[SET TASK] Your answer should be a single number: how many lines in the data below hold the string "this".

[Chart and figure data]

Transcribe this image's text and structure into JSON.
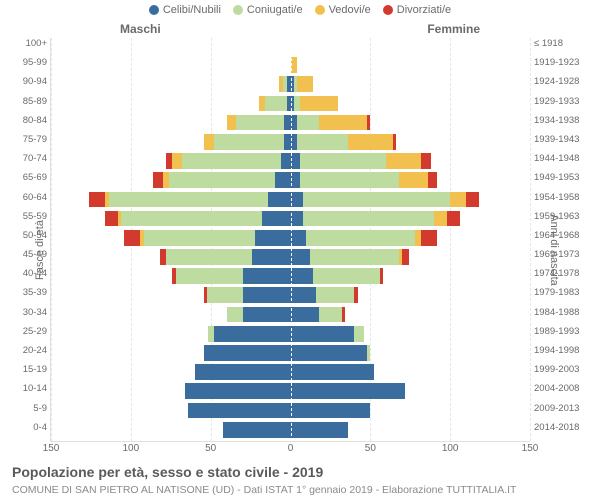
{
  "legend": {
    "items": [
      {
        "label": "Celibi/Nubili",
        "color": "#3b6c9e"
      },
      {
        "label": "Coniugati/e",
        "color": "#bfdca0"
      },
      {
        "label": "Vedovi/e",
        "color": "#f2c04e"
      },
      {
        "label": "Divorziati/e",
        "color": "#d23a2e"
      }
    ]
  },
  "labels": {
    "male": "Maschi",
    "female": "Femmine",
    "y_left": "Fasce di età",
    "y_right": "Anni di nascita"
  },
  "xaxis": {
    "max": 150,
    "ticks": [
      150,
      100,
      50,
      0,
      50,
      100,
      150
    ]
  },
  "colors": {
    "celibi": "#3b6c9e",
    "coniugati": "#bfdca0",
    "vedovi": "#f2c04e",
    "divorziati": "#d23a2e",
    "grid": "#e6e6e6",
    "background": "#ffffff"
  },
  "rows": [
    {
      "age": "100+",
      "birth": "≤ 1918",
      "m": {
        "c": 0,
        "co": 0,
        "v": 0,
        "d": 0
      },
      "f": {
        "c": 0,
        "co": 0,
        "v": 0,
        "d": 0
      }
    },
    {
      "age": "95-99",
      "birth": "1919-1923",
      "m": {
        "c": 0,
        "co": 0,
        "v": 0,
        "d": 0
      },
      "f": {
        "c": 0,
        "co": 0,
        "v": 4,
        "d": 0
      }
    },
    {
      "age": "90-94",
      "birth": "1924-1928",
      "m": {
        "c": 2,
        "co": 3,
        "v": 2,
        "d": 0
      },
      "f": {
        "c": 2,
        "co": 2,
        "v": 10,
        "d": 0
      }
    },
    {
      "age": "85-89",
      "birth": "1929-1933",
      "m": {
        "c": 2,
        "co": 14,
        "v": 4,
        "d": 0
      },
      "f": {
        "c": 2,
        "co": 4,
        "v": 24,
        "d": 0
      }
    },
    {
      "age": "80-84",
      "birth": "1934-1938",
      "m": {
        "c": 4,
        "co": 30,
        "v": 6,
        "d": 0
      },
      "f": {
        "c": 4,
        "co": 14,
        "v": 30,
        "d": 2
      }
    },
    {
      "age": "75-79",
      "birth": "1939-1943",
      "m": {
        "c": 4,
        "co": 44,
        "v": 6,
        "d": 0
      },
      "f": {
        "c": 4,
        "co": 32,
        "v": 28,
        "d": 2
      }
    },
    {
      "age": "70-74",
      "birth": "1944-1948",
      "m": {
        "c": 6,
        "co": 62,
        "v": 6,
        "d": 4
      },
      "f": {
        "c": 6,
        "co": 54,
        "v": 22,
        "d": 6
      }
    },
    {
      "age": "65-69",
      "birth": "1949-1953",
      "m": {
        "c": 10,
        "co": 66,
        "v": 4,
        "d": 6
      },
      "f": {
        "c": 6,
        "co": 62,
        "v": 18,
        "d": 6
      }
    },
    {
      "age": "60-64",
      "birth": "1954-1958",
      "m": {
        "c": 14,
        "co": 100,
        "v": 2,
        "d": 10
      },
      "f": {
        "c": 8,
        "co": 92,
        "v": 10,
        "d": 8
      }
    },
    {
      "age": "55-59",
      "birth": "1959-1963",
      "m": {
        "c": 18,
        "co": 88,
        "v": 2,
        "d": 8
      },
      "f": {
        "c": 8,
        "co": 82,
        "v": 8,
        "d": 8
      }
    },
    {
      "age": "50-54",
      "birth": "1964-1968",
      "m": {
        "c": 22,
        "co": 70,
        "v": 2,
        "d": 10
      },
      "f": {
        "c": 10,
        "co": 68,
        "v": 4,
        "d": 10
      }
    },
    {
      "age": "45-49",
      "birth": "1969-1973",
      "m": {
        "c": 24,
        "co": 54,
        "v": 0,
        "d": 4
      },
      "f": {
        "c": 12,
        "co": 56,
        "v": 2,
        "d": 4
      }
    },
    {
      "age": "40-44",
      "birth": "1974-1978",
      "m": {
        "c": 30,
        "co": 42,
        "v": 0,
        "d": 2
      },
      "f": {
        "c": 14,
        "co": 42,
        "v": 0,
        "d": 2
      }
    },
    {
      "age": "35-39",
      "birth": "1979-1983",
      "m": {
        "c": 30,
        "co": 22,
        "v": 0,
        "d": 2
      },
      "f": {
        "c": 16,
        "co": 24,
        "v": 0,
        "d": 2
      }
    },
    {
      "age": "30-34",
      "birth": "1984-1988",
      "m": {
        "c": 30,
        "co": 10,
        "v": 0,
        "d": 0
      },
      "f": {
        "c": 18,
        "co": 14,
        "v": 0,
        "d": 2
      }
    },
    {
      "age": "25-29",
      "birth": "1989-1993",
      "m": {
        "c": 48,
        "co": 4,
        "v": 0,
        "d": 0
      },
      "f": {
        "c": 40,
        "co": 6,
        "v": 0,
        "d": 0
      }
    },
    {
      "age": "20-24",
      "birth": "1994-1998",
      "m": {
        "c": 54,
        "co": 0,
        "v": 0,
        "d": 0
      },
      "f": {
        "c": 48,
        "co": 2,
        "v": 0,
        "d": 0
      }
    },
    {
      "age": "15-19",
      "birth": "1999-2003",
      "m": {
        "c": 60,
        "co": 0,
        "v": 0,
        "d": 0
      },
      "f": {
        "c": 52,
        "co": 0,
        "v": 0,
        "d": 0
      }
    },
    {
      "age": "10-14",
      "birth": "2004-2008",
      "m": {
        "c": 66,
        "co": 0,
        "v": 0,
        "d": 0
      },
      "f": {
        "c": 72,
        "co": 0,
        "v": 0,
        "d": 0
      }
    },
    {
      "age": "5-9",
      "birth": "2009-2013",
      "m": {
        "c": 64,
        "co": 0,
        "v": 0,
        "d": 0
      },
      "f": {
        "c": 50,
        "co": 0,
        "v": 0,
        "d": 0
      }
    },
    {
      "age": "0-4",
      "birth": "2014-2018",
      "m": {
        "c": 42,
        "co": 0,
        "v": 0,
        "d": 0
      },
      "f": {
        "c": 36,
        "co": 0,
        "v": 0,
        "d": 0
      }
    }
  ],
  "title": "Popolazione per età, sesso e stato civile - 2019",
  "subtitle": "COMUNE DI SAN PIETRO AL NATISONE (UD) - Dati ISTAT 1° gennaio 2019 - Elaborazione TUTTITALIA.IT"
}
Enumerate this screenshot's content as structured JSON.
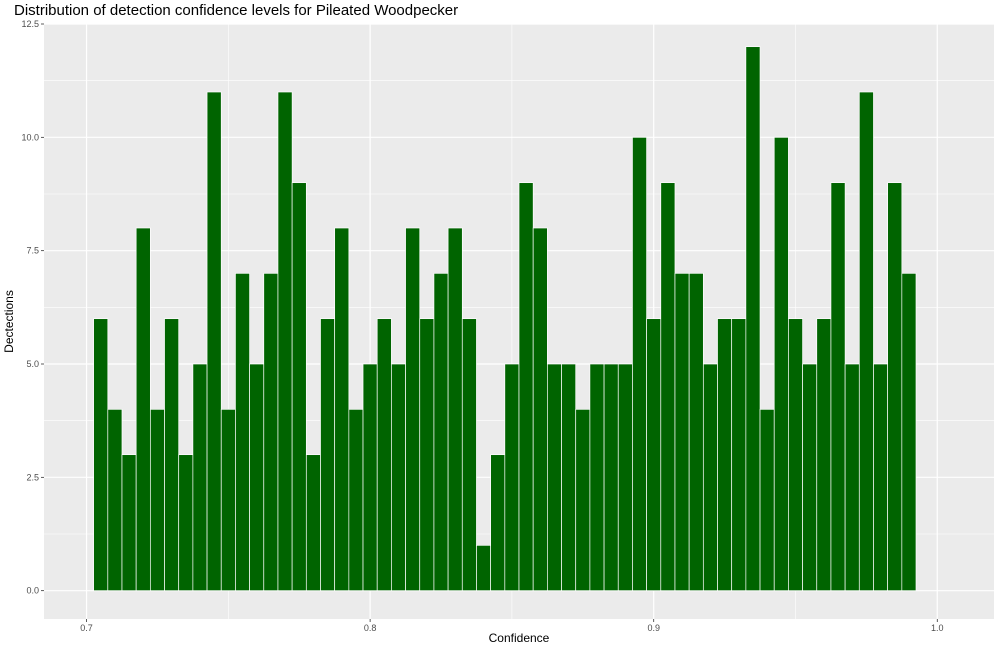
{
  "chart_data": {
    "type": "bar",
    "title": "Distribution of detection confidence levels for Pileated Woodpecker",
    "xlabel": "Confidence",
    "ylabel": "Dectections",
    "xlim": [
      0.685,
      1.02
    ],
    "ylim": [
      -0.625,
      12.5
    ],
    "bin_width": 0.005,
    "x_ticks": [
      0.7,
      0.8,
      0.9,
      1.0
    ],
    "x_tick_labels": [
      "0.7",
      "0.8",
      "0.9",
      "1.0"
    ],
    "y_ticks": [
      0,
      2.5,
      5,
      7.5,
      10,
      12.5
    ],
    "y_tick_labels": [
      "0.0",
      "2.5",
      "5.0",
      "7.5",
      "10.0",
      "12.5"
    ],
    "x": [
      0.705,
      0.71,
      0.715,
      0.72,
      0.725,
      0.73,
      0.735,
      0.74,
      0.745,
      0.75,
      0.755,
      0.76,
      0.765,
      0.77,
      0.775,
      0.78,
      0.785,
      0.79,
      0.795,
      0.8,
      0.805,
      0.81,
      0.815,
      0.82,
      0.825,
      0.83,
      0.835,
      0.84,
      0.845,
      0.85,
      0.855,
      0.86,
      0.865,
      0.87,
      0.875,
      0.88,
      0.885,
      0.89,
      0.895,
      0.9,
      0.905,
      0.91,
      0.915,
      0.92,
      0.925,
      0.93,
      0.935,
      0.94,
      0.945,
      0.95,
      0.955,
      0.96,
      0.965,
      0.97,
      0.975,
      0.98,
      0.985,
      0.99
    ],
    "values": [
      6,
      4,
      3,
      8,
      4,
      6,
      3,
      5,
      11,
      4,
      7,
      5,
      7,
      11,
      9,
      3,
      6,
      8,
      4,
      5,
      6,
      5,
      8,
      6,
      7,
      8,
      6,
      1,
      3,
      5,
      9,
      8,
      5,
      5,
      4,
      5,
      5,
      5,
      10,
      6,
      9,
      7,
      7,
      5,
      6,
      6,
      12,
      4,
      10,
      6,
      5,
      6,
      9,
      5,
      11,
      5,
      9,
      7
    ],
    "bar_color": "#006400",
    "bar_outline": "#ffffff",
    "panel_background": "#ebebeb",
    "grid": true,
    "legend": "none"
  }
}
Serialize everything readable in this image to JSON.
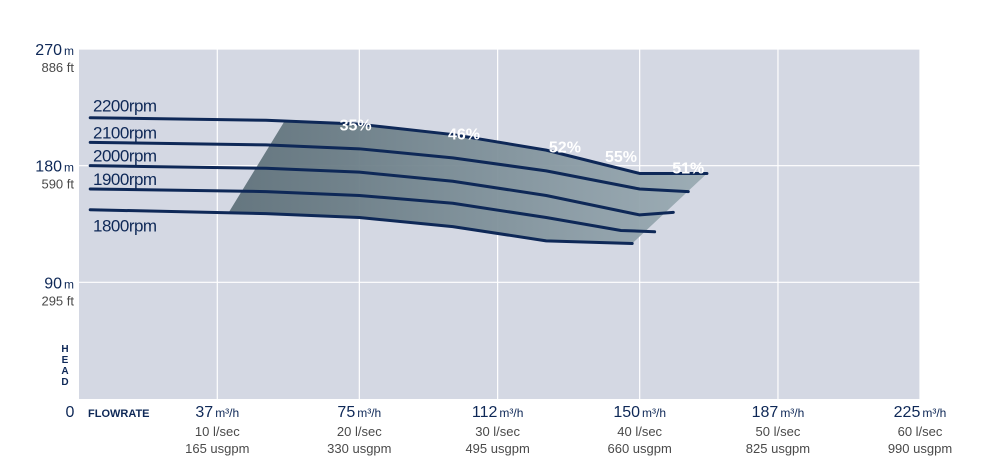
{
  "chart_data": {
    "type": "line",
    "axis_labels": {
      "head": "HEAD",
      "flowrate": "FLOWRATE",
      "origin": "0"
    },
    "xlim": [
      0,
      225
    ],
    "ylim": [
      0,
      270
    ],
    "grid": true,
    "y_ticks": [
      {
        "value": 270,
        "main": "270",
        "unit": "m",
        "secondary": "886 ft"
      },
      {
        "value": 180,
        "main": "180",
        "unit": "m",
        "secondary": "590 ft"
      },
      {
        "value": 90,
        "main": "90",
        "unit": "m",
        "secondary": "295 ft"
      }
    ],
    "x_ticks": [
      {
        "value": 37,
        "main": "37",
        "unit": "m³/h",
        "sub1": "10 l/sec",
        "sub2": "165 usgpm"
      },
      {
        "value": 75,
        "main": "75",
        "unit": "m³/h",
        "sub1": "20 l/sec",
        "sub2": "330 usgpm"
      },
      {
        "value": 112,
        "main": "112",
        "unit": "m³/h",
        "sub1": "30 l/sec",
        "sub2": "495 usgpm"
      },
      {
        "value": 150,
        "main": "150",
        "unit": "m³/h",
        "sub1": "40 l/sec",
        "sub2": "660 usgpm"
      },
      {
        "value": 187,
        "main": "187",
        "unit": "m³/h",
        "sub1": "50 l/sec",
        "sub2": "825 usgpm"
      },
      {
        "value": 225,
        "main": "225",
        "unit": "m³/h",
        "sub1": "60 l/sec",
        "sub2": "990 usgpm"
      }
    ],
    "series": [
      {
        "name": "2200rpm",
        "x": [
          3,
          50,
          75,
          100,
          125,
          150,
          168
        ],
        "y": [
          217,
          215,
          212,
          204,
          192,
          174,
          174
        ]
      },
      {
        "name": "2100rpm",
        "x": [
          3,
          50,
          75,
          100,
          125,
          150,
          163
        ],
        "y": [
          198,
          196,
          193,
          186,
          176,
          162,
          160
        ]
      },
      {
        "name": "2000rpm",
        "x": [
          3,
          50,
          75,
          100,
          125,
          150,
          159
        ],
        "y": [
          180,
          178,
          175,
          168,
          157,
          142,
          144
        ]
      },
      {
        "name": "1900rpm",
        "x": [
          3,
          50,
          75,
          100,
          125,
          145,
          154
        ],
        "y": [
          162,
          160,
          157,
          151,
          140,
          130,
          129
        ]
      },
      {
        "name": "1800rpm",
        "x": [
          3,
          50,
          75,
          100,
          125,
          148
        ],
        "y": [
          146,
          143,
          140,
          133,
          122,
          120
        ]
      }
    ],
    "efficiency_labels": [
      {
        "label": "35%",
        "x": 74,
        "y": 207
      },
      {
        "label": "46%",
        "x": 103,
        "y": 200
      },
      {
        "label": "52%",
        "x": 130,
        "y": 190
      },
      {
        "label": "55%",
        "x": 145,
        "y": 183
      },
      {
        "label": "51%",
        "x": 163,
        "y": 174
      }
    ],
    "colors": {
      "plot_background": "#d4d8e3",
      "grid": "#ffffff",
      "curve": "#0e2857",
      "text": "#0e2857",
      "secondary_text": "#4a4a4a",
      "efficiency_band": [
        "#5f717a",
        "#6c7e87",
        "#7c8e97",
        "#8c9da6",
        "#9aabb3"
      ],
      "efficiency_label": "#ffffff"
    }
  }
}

[WRITTEN REPLY] 3